* **STATED EXERCISE**
Find every line below that contains the word "CCDF" and copy it out.

* begin DATASET EXTRACT *

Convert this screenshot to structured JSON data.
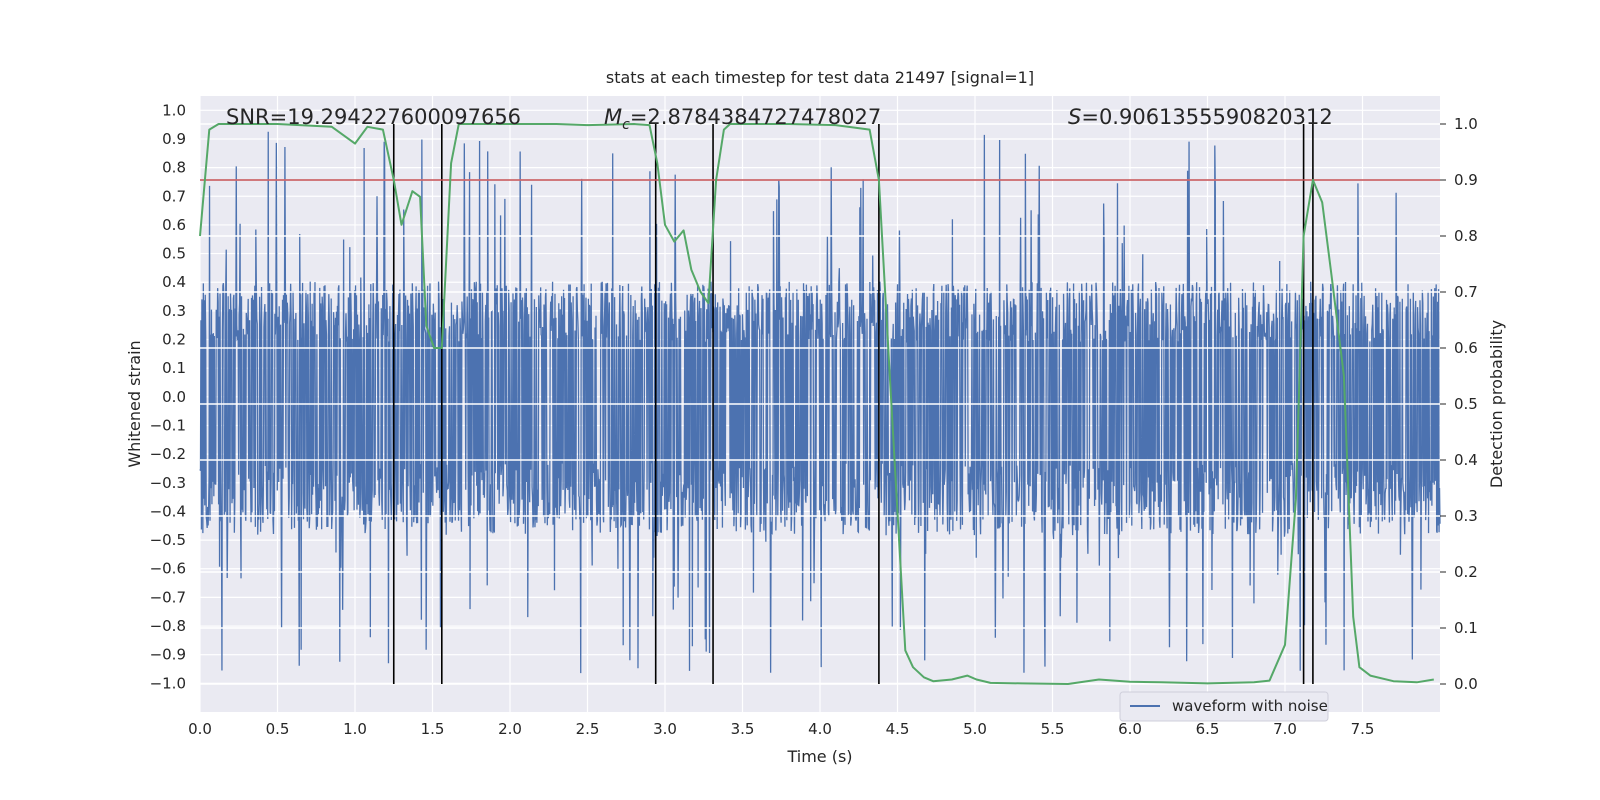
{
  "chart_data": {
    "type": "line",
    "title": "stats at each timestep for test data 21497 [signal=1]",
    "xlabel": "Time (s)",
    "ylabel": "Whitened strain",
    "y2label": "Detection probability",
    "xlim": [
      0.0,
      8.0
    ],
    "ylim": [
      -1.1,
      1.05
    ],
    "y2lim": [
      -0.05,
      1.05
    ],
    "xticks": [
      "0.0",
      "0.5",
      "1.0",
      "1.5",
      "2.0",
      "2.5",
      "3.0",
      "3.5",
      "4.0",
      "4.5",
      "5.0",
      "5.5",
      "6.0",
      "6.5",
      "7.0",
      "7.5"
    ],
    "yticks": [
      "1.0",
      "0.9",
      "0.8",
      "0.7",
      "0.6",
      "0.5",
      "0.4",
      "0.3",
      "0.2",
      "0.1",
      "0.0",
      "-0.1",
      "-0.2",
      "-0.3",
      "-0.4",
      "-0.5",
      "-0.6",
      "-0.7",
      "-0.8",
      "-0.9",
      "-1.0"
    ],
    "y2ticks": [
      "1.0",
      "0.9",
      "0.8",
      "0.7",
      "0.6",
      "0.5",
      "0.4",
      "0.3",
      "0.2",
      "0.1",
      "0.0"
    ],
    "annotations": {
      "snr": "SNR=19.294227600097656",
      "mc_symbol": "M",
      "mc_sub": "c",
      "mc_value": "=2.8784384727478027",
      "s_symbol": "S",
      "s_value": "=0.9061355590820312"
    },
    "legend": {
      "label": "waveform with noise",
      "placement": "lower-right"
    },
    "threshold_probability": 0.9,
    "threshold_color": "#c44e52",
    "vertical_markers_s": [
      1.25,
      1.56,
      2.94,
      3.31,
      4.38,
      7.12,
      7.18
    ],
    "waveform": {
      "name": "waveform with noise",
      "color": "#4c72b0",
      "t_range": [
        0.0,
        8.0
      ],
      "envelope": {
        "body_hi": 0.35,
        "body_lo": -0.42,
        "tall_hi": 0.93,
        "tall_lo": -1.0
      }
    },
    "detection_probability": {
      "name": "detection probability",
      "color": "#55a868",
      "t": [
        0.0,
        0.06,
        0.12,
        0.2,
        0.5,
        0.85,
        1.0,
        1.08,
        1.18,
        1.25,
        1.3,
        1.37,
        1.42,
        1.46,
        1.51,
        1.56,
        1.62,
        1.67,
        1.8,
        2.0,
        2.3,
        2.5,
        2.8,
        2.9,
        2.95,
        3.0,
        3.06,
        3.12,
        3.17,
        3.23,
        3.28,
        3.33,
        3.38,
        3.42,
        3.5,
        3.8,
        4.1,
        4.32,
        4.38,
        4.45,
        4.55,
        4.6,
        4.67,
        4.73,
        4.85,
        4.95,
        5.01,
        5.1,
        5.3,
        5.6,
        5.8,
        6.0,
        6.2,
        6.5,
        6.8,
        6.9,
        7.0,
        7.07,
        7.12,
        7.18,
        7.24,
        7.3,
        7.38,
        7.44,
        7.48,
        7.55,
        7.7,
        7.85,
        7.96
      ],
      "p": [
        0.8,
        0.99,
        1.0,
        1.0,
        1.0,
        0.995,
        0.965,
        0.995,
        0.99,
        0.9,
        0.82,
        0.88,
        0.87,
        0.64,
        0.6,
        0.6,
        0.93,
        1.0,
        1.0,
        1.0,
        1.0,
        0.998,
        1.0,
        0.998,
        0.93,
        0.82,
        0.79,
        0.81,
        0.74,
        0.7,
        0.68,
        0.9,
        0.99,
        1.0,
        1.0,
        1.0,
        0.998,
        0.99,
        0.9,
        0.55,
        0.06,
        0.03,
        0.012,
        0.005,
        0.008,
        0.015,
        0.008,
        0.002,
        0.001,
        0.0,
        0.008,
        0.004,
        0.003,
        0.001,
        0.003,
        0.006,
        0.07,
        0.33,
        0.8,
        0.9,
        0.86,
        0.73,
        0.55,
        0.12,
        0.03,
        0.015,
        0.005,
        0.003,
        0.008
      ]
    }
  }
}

* end DATASET EXTRACT *
* begin DATASET EXTRACT *

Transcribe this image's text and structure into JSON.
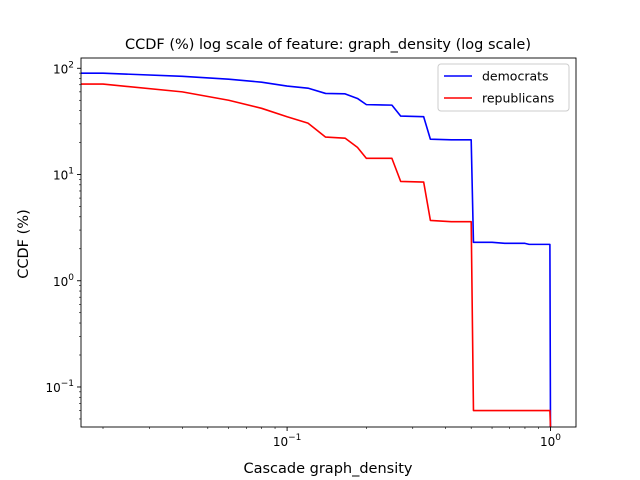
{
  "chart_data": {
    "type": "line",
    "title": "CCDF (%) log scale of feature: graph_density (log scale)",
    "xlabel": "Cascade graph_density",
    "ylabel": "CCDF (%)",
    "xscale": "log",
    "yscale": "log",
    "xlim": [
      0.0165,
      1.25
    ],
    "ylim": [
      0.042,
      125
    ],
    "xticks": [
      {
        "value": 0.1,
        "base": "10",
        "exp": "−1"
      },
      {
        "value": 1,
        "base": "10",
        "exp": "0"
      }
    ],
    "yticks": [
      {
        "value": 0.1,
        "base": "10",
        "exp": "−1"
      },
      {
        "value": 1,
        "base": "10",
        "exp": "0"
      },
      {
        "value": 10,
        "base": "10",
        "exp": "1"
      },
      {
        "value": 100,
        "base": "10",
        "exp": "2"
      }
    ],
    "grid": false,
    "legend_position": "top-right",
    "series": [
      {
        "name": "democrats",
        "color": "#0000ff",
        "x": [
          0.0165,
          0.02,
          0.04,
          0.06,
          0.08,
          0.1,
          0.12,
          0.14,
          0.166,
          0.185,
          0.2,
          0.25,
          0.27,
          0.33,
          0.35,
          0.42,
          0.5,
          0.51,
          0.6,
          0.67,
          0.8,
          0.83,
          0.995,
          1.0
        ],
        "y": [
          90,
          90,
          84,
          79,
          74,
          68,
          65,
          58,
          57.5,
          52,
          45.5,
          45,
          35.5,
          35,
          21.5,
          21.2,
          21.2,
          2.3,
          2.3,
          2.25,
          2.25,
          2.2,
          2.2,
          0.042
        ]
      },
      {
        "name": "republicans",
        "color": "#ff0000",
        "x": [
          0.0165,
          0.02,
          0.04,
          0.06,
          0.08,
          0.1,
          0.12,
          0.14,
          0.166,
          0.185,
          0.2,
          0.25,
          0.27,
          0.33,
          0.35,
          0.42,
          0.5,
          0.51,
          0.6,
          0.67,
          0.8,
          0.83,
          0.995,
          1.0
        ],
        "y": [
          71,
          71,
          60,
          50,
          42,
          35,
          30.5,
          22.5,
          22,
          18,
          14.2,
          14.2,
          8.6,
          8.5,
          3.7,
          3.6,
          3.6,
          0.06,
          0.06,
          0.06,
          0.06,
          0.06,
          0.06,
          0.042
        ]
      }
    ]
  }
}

* end DATASET EXTRACT *

* **SOLUTION TO THIS PROBLEM**
    "title": "CCDF (%) log scale of feature: graph_density (log scale)",
    "ylabel": "CCDF (%)",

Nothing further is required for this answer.